Given request.
Copy, from the entries below, each line in which the string "Attribute" appears.

Supplied material.
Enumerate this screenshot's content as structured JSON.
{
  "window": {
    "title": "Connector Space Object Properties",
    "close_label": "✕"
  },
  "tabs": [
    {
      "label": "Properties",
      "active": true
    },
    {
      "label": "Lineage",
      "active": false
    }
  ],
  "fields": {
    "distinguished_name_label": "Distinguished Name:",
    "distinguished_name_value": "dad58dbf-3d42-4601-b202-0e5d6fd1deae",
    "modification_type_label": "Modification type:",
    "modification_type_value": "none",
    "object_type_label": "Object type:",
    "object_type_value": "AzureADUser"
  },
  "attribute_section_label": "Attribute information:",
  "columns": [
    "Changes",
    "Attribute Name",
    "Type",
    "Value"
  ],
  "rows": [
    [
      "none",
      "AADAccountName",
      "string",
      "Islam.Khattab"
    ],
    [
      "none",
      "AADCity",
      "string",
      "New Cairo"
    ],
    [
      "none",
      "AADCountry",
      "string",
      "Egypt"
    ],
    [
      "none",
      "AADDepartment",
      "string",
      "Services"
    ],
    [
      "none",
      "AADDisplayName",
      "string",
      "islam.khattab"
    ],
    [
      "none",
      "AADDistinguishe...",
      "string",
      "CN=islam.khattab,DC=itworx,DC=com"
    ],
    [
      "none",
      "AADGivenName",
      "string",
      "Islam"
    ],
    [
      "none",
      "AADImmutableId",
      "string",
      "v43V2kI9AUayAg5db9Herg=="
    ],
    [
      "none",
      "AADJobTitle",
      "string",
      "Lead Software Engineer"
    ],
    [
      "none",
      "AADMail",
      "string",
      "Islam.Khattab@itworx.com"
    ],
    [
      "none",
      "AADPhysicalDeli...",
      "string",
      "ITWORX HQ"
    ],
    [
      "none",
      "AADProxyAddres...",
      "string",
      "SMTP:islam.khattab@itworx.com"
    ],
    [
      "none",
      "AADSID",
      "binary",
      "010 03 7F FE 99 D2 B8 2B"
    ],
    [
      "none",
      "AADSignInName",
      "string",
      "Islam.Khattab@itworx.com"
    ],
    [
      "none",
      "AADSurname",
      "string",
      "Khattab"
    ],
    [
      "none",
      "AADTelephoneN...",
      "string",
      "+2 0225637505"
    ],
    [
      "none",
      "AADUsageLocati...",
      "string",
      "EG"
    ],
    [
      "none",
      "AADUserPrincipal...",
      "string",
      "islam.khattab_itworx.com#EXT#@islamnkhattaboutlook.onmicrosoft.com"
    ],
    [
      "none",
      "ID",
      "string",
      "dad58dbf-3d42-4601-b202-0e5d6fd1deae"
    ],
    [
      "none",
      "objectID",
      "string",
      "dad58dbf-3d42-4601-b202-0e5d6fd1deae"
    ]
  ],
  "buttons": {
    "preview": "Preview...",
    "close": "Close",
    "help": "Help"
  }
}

Exercise solution.
  "attribute_section_label": "Attribute information:",
    "Attribute Name",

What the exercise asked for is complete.